[AIM] Leave out the pictures; transcribe all else exactly.

[DATA TO USE]
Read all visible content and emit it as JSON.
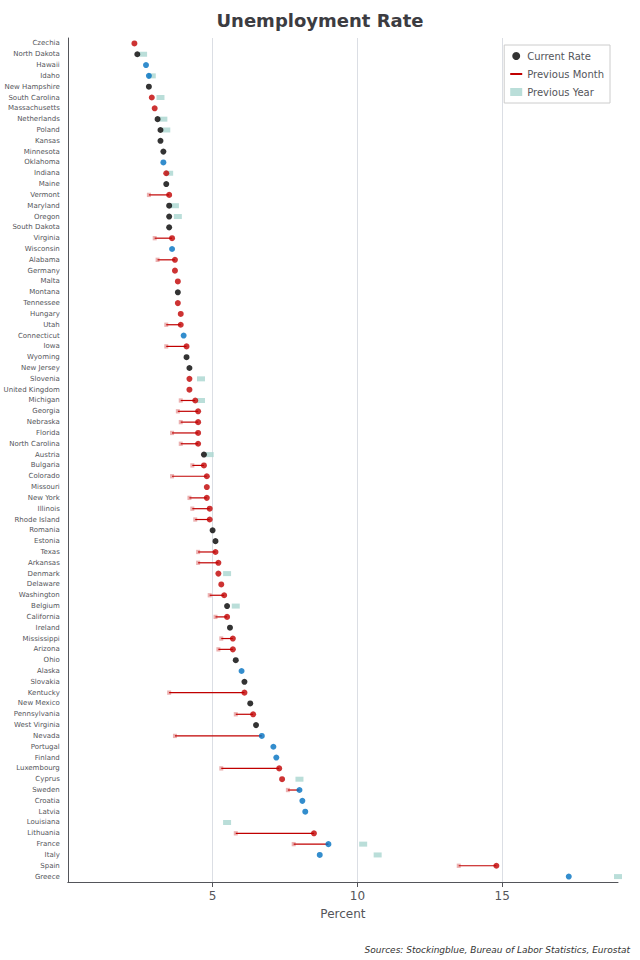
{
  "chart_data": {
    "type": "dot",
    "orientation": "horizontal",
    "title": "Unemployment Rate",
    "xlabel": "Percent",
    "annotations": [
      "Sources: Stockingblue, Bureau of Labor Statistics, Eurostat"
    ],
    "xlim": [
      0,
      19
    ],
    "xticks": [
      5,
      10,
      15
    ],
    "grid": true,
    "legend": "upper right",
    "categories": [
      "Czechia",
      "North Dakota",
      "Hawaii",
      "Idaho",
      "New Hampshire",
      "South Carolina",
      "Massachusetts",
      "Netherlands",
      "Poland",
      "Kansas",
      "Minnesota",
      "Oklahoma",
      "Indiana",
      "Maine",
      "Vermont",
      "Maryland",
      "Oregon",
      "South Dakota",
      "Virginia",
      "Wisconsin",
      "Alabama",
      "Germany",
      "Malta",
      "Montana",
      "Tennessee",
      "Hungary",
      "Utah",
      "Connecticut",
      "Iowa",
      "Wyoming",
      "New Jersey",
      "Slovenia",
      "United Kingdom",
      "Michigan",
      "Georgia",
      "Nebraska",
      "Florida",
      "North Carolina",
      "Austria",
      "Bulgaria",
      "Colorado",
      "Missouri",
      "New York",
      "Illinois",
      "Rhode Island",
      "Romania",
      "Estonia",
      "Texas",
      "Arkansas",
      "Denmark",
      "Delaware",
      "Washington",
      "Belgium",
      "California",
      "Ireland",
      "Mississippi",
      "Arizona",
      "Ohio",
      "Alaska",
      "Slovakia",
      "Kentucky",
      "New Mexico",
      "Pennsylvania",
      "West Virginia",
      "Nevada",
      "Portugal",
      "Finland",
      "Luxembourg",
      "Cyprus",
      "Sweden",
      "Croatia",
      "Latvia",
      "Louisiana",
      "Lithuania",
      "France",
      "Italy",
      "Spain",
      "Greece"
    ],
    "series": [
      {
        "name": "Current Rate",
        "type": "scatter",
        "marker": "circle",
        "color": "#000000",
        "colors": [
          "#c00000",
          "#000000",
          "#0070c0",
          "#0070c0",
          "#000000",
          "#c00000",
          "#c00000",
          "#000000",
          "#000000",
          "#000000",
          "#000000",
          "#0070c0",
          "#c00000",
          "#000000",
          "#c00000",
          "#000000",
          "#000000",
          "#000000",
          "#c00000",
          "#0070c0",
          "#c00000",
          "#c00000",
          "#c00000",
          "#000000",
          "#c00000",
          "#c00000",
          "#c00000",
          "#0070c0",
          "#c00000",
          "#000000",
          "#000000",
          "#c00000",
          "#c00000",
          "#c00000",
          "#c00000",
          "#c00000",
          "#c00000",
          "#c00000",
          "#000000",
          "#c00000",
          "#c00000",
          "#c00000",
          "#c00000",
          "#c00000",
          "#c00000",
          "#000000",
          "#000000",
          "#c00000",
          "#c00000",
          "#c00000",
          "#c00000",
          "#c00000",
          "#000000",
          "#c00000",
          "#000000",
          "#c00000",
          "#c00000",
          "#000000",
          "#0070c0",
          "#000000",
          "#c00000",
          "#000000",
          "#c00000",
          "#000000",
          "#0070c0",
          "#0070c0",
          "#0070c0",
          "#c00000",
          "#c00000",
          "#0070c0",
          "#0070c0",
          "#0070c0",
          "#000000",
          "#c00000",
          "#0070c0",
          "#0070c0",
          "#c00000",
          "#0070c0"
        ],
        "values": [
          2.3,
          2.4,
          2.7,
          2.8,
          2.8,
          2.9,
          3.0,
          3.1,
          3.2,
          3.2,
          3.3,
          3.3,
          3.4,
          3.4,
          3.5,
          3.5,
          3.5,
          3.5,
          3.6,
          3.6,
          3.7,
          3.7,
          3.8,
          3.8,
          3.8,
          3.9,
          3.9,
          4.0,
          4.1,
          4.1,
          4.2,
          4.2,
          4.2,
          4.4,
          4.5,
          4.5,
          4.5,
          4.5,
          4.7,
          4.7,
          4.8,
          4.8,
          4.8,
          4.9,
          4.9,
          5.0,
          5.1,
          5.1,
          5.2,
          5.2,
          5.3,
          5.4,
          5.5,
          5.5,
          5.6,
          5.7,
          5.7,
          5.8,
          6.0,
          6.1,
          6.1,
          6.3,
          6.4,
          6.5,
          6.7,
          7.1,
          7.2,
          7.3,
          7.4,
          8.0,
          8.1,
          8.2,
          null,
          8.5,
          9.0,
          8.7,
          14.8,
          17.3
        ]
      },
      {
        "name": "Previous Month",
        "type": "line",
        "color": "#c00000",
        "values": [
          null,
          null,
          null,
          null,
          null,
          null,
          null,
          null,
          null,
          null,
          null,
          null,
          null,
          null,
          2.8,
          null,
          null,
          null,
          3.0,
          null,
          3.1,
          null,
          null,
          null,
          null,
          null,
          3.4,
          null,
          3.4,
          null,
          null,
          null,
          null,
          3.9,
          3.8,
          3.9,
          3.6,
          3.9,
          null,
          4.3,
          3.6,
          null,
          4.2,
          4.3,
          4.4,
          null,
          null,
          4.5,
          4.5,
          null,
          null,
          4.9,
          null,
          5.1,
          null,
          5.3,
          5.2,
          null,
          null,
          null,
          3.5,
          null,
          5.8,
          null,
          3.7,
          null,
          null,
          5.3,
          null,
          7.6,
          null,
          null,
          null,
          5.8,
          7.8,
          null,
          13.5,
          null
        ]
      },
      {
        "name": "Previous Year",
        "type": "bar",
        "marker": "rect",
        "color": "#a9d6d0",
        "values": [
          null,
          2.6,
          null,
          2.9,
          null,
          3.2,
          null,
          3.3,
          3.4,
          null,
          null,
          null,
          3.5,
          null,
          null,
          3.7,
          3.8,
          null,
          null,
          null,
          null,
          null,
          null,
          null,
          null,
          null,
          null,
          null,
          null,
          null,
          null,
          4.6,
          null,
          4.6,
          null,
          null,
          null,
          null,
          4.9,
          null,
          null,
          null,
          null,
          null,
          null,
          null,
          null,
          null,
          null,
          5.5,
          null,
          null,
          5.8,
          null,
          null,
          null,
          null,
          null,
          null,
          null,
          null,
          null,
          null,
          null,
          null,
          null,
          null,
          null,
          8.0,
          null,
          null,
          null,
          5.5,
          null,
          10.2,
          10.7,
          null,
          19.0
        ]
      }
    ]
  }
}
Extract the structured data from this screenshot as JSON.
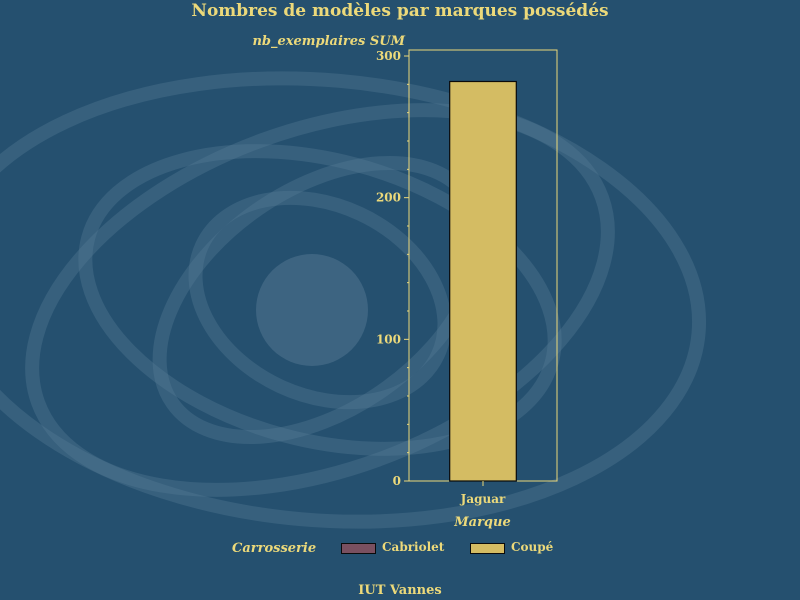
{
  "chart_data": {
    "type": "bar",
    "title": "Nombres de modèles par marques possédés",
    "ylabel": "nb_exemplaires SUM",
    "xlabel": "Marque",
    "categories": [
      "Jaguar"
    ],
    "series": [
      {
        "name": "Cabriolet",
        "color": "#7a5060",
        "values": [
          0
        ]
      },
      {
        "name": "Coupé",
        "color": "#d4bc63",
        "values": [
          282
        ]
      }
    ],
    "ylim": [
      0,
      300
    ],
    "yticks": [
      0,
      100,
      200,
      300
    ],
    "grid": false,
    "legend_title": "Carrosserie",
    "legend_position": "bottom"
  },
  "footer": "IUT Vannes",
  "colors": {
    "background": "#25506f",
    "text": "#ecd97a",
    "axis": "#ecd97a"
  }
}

[RESPONSE]
Read all visible content and emit it as JSON.
{
  "chart_data": {
    "type": "dot",
    "orientation": "horizontal",
    "title": "Unemployment Rate",
    "xlabel": "Percent",
    "annotations": [
      "Sources: Stockingblue, Bureau of Labor Statistics, Eurostat"
    ],
    "xlim": [
      0,
      19
    ],
    "xticks": [
      5,
      10,
      15
    ],
    "grid": true,
    "legend": "upper right",
    "categories": [
      "Czechia",
      "North Dakota",
      "Hawaii",
      "Idaho",
      "New Hampshire",
      "South Carolina",
      "Massachusetts",
      "Netherlands",
      "Poland",
      "Kansas",
      "Minnesota",
      "Oklahoma",
      "Indiana",
      "Maine",
      "Vermont",
      "Maryland",
      "Oregon",
      "South Dakota",
      "Virginia",
      "Wisconsin",
      "Alabama",
      "Germany",
      "Malta",
      "Montana",
      "Tennessee",
      "Hungary",
      "Utah",
      "Connecticut",
      "Iowa",
      "Wyoming",
      "New Jersey",
      "Slovenia",
      "United Kingdom",
      "Michigan",
      "Georgia",
      "Nebraska",
      "Florida",
      "North Carolina",
      "Austria",
      "Bulgaria",
      "Colorado",
      "Missouri",
      "New York",
      "Illinois",
      "Rhode Island",
      "Romania",
      "Estonia",
      "Texas",
      "Arkansas",
      "Denmark",
      "Delaware",
      "Washington",
      "Belgium",
      "California",
      "Ireland",
      "Mississippi",
      "Arizona",
      "Ohio",
      "Alaska",
      "Slovakia",
      "Kentucky",
      "New Mexico",
      "Pennsylvania",
      "West Virginia",
      "Nevada",
      "Portugal",
      "Finland",
      "Luxembourg",
      "Cyprus",
      "Sweden",
      "Croatia",
      "Latvia",
      "Louisiana",
      "Lithuania",
      "France",
      "Italy",
      "Spain",
      "Greece"
    ],
    "series": [
      {
        "name": "Current Rate",
        "type": "scatter",
        "marker": "circle",
        "color": "#000000",
        "colors": [
          "#c00000",
          "#000000",
          "#0070c0",
          "#0070c0",
          "#000000",
          "#c00000",
          "#c00000",
          "#000000",
          "#000000",
          "#000000",
          "#000000",
          "#0070c0",
          "#c00000",
          "#000000",
          "#c00000",
          "#000000",
          "#000000",
          "#000000",
          "#c00000",
          "#0070c0",
          "#c00000",
          "#c00000",
          "#c00000",
          "#000000",
          "#c00000",
          "#c00000",
          "#c00000",
          "#0070c0",
          "#c00000",
          "#000000",
          "#000000",
          "#c00000",
          "#c00000",
          "#c00000",
          "#c00000",
          "#c00000",
          "#c00000",
          "#c00000",
          "#000000",
          "#c00000",
          "#c00000",
          "#c00000",
          "#c00000",
          "#c00000",
          "#c00000",
          "#000000",
          "#000000",
          "#c00000",
          "#c00000",
          "#c00000",
          "#c00000",
          "#c00000",
          "#000000",
          "#c00000",
          "#000000",
          "#c00000",
          "#c00000",
          "#000000",
          "#0070c0",
          "#000000",
          "#c00000",
          "#000000",
          "#c00000",
          "#000000",
          "#0070c0",
          "#0070c0",
          "#0070c0",
          "#c00000",
          "#c00000",
          "#0070c0",
          "#0070c0",
          "#0070c0",
          "#000000",
          "#c00000",
          "#0070c0",
          "#0070c0",
          "#c00000",
          "#0070c0"
        ],
        "values": [
          2.3,
          2.4,
          2.7,
          2.8,
          2.8,
          2.9,
          3.0,
          3.1,
          3.2,
          3.2,
          3.3,
          3.3,
          3.4,
          3.4,
          3.5,
          3.5,
          3.5,
          3.5,
          3.6,
          3.6,
          3.7,
          3.7,
          3.8,
          3.8,
          3.8,
          3.9,
          3.9,
          4.0,
          4.1,
          4.1,
          4.2,
          4.2,
          4.2,
          4.4,
          4.5,
          4.5,
          4.5,
          4.5,
          4.7,
          4.7,
          4.8,
          4.8,
          4.8,
          4.9,
          4.9,
          5.0,
          5.1,
          5.1,
          5.2,
          5.2,
          5.3,
          5.4,
          5.5,
          5.5,
          5.6,
          5.7,
          5.7,
          5.8,
          6.0,
          6.1,
          6.1,
          6.3,
          6.4,
          6.5,
          6.7,
          7.1,
          7.2,
          7.3,
          7.4,
          8.0,
          8.1,
          8.2,
          null,
          8.5,
          9.0,
          8.7,
          14.8,
          17.3
        ]
      },
      {
        "name": "Previous Month",
        "type": "line",
        "color": "#c00000",
        "values": [
          null,
          null,
          null,
          null,
          null,
          null,
          null,
          null,
          null,
          null,
          null,
          null,
          null,
          null,
          2.8,
          null,
          null,
          null,
          3.0,
          null,
          3.1,
          null,
          null,
          null,
          null,
          null,
          3.4,
          null,
          3.4,
          null,
          null,
          null,
          null,
          3.9,
          3.8,
          3.9,
          3.6,
          3.9,
          null,
          4.3,
          3.6,
          null,
          4.2,
          4.3,
          4.4,
          null,
          null,
          4.5,
          4.5,
          null,
          null,
          4.9,
          null,
          5.1,
          null,
          5.3,
          5.2,
          null,
          null,
          null,
          3.5,
          null,
          5.8,
          null,
          3.7,
          null,
          null,
          5.3,
          null,
          7.6,
          null,
          null,
          null,
          5.8,
          7.8,
          null,
          13.5,
          null
        ]
      },
      {
        "name": "Previous Year",
        "type": "bar",
        "marker": "rect",
        "color": "#a9d6d0",
        "values": [
          null,
          2.6,
          null,
          2.9,
          null,
          3.2,
          null,
          3.3,
          3.4,
          null,
          null,
          null,
          3.5,
          null,
          null,
          3.7,
          3.8,
          null,
          null,
          null,
          null,
          null,
          null,
          null,
          null,
          null,
          null,
          null,
          null,
          null,
          null,
          4.6,
          null,
          4.6,
          null,
          null,
          null,
          null,
          4.9,
          null,
          null,
          null,
          null,
          null,
          null,
          null,
          null,
          null,
          null,
          5.5,
          null,
          null,
          5.8,
          null,
          null,
          null,
          null,
          null,
          null,
          null,
          null,
          null,
          null,
          null,
          null,
          null,
          null,
          null,
          8.0,
          null,
          null,
          null,
          5.5,
          null,
          10.2,
          10.7,
          null,
          19.0
        ]
      }
    ]
  }
}
Extract the structured data from this screenshot as JSON.
{
  "chart_data": {
    "type": "bar",
    "title": "Nombres de modèles par marques possédés",
    "ylabel": "nb_exemplaires SUM",
    "xlabel": "Marque",
    "categories": [
      "Jaguar"
    ],
    "series": [
      {
        "name": "Cabriolet",
        "color": "#7a5060",
        "values": [
          0
        ]
      },
      {
        "name": "Coupé",
        "color": "#d4bc63",
        "values": [
          282
        ]
      }
    ],
    "ylim": [
      0,
      300
    ],
    "yticks": [
      0,
      100,
      200,
      300
    ],
    "grid": false,
    "legend_title": "Carrosserie",
    "legend_position": "bottom"
  },
  "footer": "IUT Vannes",
  "colors": {
    "background": "#25506f",
    "text": "#ecd97a",
    "axis": "#ecd97a"
  }
}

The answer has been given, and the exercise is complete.